Stated goal
Copy every line of the listing exactly.

Record set
::::
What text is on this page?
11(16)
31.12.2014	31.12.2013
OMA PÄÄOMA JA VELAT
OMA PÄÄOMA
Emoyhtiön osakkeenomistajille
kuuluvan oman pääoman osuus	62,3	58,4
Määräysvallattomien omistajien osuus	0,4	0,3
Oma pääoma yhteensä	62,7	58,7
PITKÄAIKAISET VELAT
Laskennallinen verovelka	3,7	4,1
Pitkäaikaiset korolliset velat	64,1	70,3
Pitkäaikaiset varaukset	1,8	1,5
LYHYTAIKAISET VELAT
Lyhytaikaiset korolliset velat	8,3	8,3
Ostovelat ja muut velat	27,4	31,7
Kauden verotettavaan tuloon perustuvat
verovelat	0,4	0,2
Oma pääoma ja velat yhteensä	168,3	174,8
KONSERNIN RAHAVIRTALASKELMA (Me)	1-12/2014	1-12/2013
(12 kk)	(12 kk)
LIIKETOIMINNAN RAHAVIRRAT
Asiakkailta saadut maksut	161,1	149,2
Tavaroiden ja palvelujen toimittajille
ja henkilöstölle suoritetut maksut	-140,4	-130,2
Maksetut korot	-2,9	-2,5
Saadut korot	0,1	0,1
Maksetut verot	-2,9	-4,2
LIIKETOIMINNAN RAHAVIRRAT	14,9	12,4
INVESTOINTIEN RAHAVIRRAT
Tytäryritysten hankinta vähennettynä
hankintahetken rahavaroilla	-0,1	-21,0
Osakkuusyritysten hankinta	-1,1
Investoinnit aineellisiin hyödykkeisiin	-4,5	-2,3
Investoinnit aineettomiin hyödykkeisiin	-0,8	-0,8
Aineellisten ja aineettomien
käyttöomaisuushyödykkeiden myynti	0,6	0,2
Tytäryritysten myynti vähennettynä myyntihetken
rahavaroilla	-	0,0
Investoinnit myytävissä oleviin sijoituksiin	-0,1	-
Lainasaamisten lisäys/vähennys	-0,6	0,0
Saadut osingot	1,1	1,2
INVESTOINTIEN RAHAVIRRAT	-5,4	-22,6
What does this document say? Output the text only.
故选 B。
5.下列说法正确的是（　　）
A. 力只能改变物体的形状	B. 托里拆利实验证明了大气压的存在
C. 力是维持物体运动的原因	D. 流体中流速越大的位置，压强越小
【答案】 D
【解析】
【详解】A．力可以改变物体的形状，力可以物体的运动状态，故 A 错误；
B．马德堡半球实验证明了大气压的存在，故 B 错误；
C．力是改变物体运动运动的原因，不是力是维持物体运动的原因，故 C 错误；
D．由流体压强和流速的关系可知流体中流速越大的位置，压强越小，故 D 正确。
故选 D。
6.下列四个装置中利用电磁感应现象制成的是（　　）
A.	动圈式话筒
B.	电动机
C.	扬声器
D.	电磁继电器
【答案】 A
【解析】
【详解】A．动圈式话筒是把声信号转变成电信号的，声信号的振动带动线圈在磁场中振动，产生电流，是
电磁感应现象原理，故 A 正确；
::::
Answer for the task
What text is on this page?
11(16)
31.12.2014	31.12.2013
OMA PÄÄOMA JA VELAT
OMA PÄÄOMA
Emoyhtiön osakkeenomistajille
kuuluvan oman pääoman osuus	62,3	58,4
Määräysvallattomien omistajien osuus	0,4	0,3
Oma pääoma yhteensä	62,7	58,7
PITKÄAIKAISET VELAT
Laskennallinen verovelka	3,7	4,1
Pitkäaikaiset korolliset velat	64,1	70,3
Pitkäaikaiset varaukset	1,8	1,5
LYHYTAIKAISET VELAT
Lyhytaikaiset korolliset velat	8,3	8,3
Ostovelat ja muut velat	27,4	31,7
Kauden verotettavaan tuloon perustuvat
verovelat	0,4	0,2
Oma pääoma ja velat yhteensä	168,3	174,8
KONSERNIN RAHAVIRTALASKELMA (Me)	1-12/2014	1-12/2013
(12 kk)	(12 kk)
LIIKETOIMINNAN RAHAVIRRAT
Asiakkailta saadut maksut	161,1	149,2
Tavaroiden ja palvelujen toimittajille
ja henkilöstölle suoritetut maksut	-140,4	-130,2
Maksetut korot	-2,9	-2,5
Saadut korot	0,1	0,1
Maksetut verot	-2,9	-4,2
LIIKETOIMINNAN RAHAVIRRAT	14,9	12,4
INVESTOINTIEN RAHAVIRRAT
Tytäryritysten hankinta vähennettynä
hankintahetken rahavaroilla	-0,1	-21,0
Osakkuusyritysten hankinta	-1,1
Investoinnit aineellisiin hyödykkeisiin	-4,5	-2,3
Investoinnit aineettomiin hyödykkeisiin	-0,8	-0,8
Aineellisten ja aineettomien
käyttöomaisuushyödykkeiden myynti	0,6	0,2
Tytäryritysten myynti vähennettynä myyntihetken
rahavaroilla	-	0,0
Investoinnit myytävissä oleviin sijoituksiin	-0,1	-
Lainasaamisten lisäys/vähennys	-0,6	0,0
Saadut osingot	1,1	1,2
INVESTOINTIEN RAHAVIRRAT	-5,4	-22,6
What does this document say? Output the text only.
故选 B。
5.下列说法正确的是（　　）
A. 力只能改变物体的形状	B. 托里拆利实验证明了大气压的存在
C. 力是维持物体运动的原因	D. 流体中流速越大的位置，压强越小
【答案】 D
【解析】
【详解】A．力可以改变物体的形状，力可以物体的运动状态，故 A 错误；
B．马德堡半球实验证明了大气压的存在，故 B 错误；
C．力是改变物体运动运动的原因，不是力是维持物体运动的原因，故 C 错误；
D．由流体压强和流速的关系可知流体中流速越大的位置，压强越小，故 D 正确。
故选 D。
6.下列四个装置中利用电磁感应现象制成的是（　　）
A.	动圈式话筒
B.	电动机
C.	扬声器
D.	电磁继电器
【答案】 A
【解析】
【详解】A．动圈式话筒是把声信号转变成电信号的，声信号的振动带动线圈在磁场中振动，产生电流，是
电磁感应现象原理，故 A 正确；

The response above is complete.